§ Given passage
Anatomic Sites of Obstruction

Normal tear drainage depends on a functioning lacrimal pump and an intact lacrimal drainage system ( Figure 10.2 ). As you recall from Chapter 2 , the tears enter the upper and lower puncta and travel in a short vertical portion of the puncta for 1 or 2 mm before entering the horizontal portion of the canaliculi. The canaliculi enter the lacrimal sac at an angle, which forms a sort of valve (common internal punctum). The lacrimal sac sits in the lacrimal sac fossa bounded by the anterior lacrimal crest (maxillary bone) and the posterior lacrimal crest (lacrimal bone). The sac narrows inferiorly, forming the NLD (membranous NLD). The duct passes inferiorly through a bony canal (osseous NLD) to open beneath the inferior turbinate into the inferior meatus of the nose. The valve of Hasner at this opening prevents retrograde flow of tears or air up into the duct from the nose. An abnormality anywhere along this path can delay or block the drainage of the tears, usually causing a tearing eye. Anatomic obstruction can occur in the canaliculi or the NLD.

Figure 10.2, The anatomy of the lacrimal system.

As alluded to above, one or more of three possible problems (simplified) exists:

  • Too many tears

  • Poor pumping of tears

  • Poor drainage of tears

Our job is to figure out which of the three problems exist.

Document understanding data
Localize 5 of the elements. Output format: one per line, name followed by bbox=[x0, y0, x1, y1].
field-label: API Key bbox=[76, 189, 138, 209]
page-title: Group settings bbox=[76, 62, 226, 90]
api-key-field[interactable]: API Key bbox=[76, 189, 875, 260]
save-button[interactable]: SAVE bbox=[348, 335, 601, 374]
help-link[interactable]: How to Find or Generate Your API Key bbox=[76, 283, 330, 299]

§ What to work on
a: Copy the passage on lacrimal drainage obstruction word for word from "As alluded to" to "three problems exist.".
b: Write the next part of the passage on lacrimal drainage obstruction, picking up right after its final sentence.

§ Results in order
a:
As alluded to above, one or more of three possible problems (simplified) exists:

  • Too many tears

  • Poor pumping of tears

  • Poor drainage of tears

Our job is to figure out which of the three problems exist.

b:
History

The Watery Eye Versus the Tearing Eye: The Significance of True Epiphora

The Definition of True Epiphora: Tears on the Cheek

As you have seen earlier, I try to divide the patient’s complaint into the watery eye or the tearing eye . The watery eye does not spill tears onto the cheek. The tearing eye has true epiphora, meaning that tears overflow onto the cheek. Make sure that you understand this difference. When your patient tells you the eye waters, ask “Do the tears flow down your cheek or do they stay in your eye?” It is surprising how many patients tell you that they have tearing but that no tears overflow.

What do the answers to these questions mean? The watery eye can be caused by a number of problems. Most of these problems are related to poor tear film, causing ocular irritation (or reflex tearing). There may be a subtle problem with one of the layers of the tears or the distribution of the tears, as we said above. These conditions improve with medical management, such as lid hygiene and use of artificial tears and lubricating ointments. Watery eyes caused by an abnormal lid position or a poorly functioning pump are usually easy to diagnose on physical examination.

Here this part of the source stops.